Extracted records:
'''
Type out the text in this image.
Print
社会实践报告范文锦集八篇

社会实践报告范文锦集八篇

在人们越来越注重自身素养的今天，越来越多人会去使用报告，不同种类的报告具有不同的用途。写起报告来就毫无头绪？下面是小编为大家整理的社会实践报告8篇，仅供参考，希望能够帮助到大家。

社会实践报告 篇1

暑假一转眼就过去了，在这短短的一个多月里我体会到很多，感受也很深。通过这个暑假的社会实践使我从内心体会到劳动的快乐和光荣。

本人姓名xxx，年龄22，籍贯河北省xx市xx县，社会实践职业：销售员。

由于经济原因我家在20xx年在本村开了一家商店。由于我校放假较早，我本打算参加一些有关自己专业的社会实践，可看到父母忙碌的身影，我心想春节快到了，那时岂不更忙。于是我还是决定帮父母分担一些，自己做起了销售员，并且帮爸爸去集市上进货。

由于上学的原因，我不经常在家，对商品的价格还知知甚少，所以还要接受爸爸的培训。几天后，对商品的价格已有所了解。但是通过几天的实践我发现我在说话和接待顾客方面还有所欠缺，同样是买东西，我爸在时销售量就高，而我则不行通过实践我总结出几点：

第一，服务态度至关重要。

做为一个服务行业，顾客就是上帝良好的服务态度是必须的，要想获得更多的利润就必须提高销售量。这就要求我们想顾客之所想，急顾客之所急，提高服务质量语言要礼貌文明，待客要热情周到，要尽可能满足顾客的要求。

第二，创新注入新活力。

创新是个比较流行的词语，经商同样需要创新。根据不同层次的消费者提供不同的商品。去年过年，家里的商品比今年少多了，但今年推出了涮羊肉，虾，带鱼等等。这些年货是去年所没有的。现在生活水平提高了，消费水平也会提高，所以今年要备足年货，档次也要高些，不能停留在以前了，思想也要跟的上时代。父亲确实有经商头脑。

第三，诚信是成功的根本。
'''
TASK DIRECTIONS:
Go back to the listing above and please repeat it exactly.

RESULT:
Type out the text in this image.
Print
社会实践报告范文锦集八篇

社会实践报告范文锦集八篇

在人们越来越注重自身素养的今天，越来越多人会去使用报告，不同种类的报告具有不同的用途。写起报告来就毫无头绪？下面是小编为大家整理的社会实践报告8篇，仅供参考，希望能够帮助到大家。

社会实践报告 篇1

暑假一转眼就过去了，在这短短的一个多月里我体会到很多，感受也很深。通过这个暑假的社会实践使我从内心体会到劳动的快乐和光荣。

本人姓名xxx，年龄22，籍贯河北省xx市xx县，社会实践职业：销售员。

由于经济原因我家在20xx年在本村开了一家商店。由于我校放假较早，我本打算参加一些有关自己专业的社会实践，可看到父母忙碌的身影，我心想春节快到了，那时岂不更忙。于是我还是决定帮父母分担一些，自己做起了销售员，并且帮爸爸去集市上进货。

由于上学的原因，我不经常在家，对商品的价格还知知甚少，所以还要接受爸爸的培训。几天后，对商品的价格已有所了解。但是通过几天的实践我发现我在说话和接待顾客方面还有所欠缺，同样是买东西，我爸在时销售量就高，而我则不行通过实践我总结出几点：

第一，服务态度至关重要。

做为一个服务行业，顾客就是上帝良好的服务态度是必须的，要想获得更多的利润就必须提高销售量。这就要求我们想顾客之所想，急顾客之所急，提高服务质量语言要礼貌文明，待客要热情周到，要尽可能满足顾客的要求。

第二，创新注入新活力。

创新是个比较流行的词语，经商同样需要创新。根据不同层次的消费者提供不同的商品。去年过年，家里的商品比今年少多了，但今年推出了涮羊肉，虾，带鱼等等。这些年货是去年所没有的。现在生活水平提高了，消费水平也会提高，所以今年要备足年货，档次也要高些，不能停留在以前了，思想也要跟的上时代。父亲确实有经商头脑。

第三，诚信是成功的根本。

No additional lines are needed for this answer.